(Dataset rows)
==========
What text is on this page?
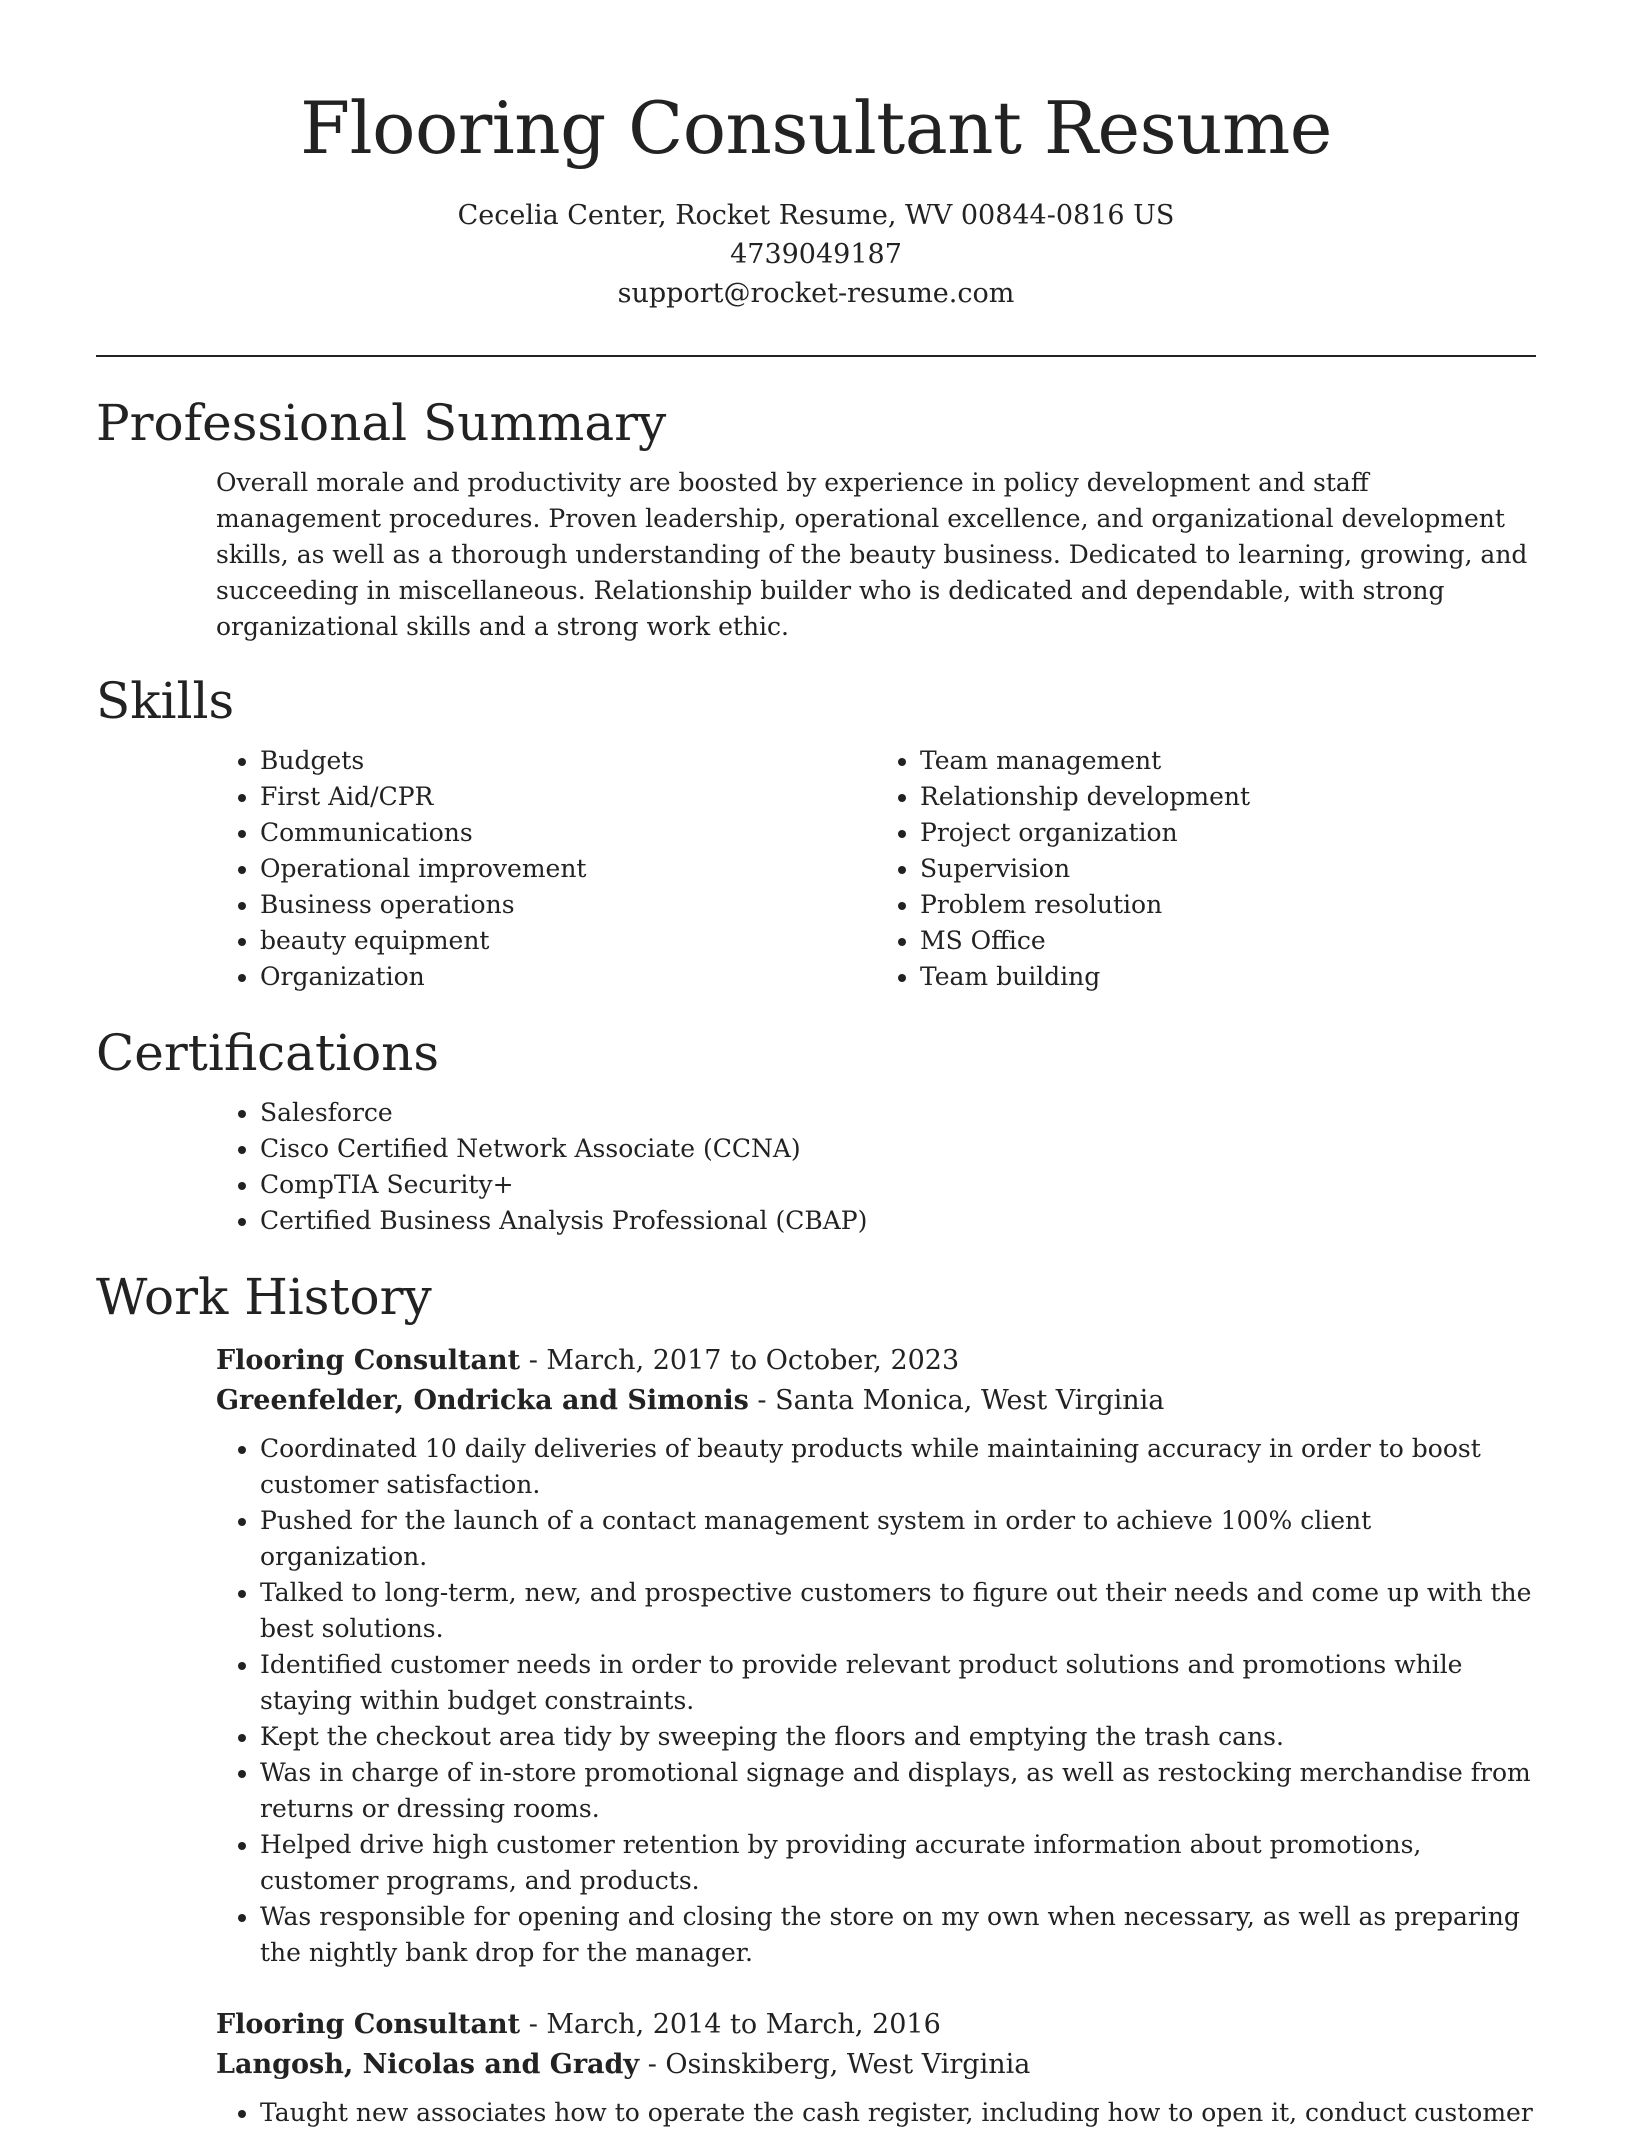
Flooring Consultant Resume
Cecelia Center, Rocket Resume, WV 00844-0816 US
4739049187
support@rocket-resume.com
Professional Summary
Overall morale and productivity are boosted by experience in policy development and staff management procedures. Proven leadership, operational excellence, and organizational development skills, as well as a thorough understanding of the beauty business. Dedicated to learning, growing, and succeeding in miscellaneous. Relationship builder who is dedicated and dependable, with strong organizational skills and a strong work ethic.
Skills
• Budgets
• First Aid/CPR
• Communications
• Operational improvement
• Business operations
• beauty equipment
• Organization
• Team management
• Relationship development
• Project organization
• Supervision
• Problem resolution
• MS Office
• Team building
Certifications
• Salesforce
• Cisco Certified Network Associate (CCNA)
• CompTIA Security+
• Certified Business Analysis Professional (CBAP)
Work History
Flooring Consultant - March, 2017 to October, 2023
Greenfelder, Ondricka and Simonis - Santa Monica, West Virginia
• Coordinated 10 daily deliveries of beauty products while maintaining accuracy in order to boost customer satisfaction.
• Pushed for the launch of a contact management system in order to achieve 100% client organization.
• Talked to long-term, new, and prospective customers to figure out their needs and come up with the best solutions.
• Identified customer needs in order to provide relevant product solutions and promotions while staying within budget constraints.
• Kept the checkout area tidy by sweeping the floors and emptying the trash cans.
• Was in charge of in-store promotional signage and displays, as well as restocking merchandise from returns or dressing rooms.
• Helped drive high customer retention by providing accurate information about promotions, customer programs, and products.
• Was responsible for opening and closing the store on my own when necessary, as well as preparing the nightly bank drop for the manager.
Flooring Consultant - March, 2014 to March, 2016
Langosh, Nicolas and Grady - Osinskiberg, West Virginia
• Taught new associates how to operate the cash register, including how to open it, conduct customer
==========
What is being asked: Each record above must be returned exactly as written, with its pictures omitted.

Result of the exercise:
What text is on this page?
Flooring Consultant Resume
Cecelia Center, Rocket Resume, WV 00844-0816 US
4739049187
support@rocket-resume.com
Professional Summary
Overall morale and productivity are boosted by experience in policy development and staff management procedures. Proven leadership, operational excellence, and organizational development skills, as well as a thorough understanding of the beauty business. Dedicated to learning, growing, and succeeding in miscellaneous. Relationship builder who is dedicated and dependable, with strong organizational skills and a strong work ethic.
Skills
• Budgets
• First Aid/CPR
• Communications
• Operational improvement
• Business operations
• beauty equipment
• Organization
• Team management
• Relationship development
• Project organization
• Supervision
• Problem resolution
• MS Office
• Team building
Certifications
• Salesforce
• Cisco Certified Network Associate (CCNA)
• CompTIA Security+
• Certified Business Analysis Professional (CBAP)
Work History
Flooring Consultant - March, 2017 to October, 2023
Greenfelder, Ondricka and Simonis - Santa Monica, West Virginia
• Coordinated 10 daily deliveries of beauty products while maintaining accuracy in order to boost customer satisfaction.
• Pushed for the launch of a contact management system in order to achieve 100% client organization.
• Talked to long-term, new, and prospective customers to figure out their needs and come up with the best solutions.
• Identified customer needs in order to provide relevant product solutions and promotions while staying within budget constraints.
• Kept the checkout area tidy by sweeping the floors and emptying the trash cans.
• Was in charge of in-store promotional signage and displays, as well as restocking merchandise from returns or dressing rooms.
• Helped drive high customer retention by providing accurate information about promotions, customer programs, and products.
• Was responsible for opening and closing the store on my own when necessary, as well as preparing the nightly bank drop for the manager.
Flooring Consultant - March, 2014 to March, 2016
Langosh, Nicolas and Grady - Osinskiberg, West Virginia
• Taught new associates how to operate the cash register, including how to open it, conduct customer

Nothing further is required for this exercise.